▸ PROBLEM DETAILS: Below is a listing; reproduce each line of it exactly.

▸ MATERIALS PROVIDED:
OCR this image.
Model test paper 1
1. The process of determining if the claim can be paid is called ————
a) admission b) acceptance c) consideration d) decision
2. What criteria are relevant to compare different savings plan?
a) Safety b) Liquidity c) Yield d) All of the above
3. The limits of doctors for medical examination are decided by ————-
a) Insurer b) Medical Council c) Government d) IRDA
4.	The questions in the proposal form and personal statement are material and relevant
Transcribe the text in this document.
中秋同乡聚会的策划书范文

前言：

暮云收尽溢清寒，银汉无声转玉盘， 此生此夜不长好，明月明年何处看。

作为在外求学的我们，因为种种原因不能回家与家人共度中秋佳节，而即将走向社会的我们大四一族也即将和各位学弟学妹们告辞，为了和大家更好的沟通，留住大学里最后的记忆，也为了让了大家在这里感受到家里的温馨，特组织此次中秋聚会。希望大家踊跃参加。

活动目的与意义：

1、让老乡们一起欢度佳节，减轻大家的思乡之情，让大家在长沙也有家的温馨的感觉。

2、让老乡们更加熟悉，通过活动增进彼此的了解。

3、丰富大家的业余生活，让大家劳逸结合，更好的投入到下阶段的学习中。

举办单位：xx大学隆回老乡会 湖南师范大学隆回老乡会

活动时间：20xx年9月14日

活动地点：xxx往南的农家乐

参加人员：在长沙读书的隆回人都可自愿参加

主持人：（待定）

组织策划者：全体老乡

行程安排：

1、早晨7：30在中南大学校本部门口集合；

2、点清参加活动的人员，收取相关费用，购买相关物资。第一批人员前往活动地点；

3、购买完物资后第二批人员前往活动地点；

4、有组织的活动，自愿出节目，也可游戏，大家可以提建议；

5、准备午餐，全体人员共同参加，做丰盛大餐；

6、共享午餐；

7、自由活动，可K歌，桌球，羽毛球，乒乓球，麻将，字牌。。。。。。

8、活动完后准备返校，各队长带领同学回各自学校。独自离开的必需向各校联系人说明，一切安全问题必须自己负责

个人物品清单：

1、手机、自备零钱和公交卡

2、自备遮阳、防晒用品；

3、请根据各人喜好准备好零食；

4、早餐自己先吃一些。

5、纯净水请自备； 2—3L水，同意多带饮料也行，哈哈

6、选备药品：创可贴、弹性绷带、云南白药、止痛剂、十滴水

▸ THE COMPLETED TASK:
OCR this image.
Model test paper 1
1. The process of determining if the claim can be paid is called ————
a) admission b) acceptance c) consideration d) decision
2. What criteria are relevant to compare different savings plan?
a) Safety b) Liquidity c) Yield d) All of the above
3. The limits of doctors for medical examination are decided by ————-
a) Insurer b) Medical Council c) Government d) IRDA
4.	The questions in the proposal form and personal statement are material and relevant
Transcribe the text in this document.
中秋同乡聚会的策划书范文

前言：

暮云收尽溢清寒，银汉无声转玉盘， 此生此夜不长好，明月明年何处看。

作为在外求学的我们，因为种种原因不能回家与家人共度中秋佳节，而即将走向社会的我们大四一族也即将和各位学弟学妹们告辞，为了和大家更好的沟通，留住大学里最后的记忆，也为了让了大家在这里感受到家里的温馨，特组织此次中秋聚会。希望大家踊跃参加。

活动目的与意义：

1、让老乡们一起欢度佳节，减轻大家的思乡之情，让大家在长沙也有家的温馨的感觉。

2、让老乡们更加熟悉，通过活动增进彼此的了解。

3、丰富大家的业余生活，让大家劳逸结合，更好的投入到下阶段的学习中。

举办单位：xx大学隆回老乡会 湖南师范大学隆回老乡会

活动时间：20xx年9月14日

活动地点：xxx往南的农家乐

参加人员：在长沙读书的隆回人都可自愿参加

主持人：（待定）

组织策划者：全体老乡

行程安排：

1、早晨7：30在中南大学校本部门口集合；

2、点清参加活动的人员，收取相关费用，购买相关物资。第一批人员前往活动地点；

3、购买完物资后第二批人员前往活动地点；

4、有组织的活动，自愿出节目，也可游戏，大家可以提建议；

5、准备午餐，全体人员共同参加，做丰盛大餐；

6、共享午餐；

7、自由活动，可K歌，桌球，羽毛球，乒乓球，麻将，字牌。。。。。。

8、活动完后准备返校，各队长带领同学回各自学校。独自离开的必需向各校联系人说明，一切安全问题必须自己负责

个人物品清单：

1、手机、自备零钱和公交卡

2、自备遮阳、防晒用品；

3、请根据各人喜好准备好零食；

4、早餐自己先吃一些。

5、纯净水请自备； 2—3L水，同意多带饮料也行，哈哈

6、选备药品：创可贴、弹性绷带、云南白药、止痛剂、十滴水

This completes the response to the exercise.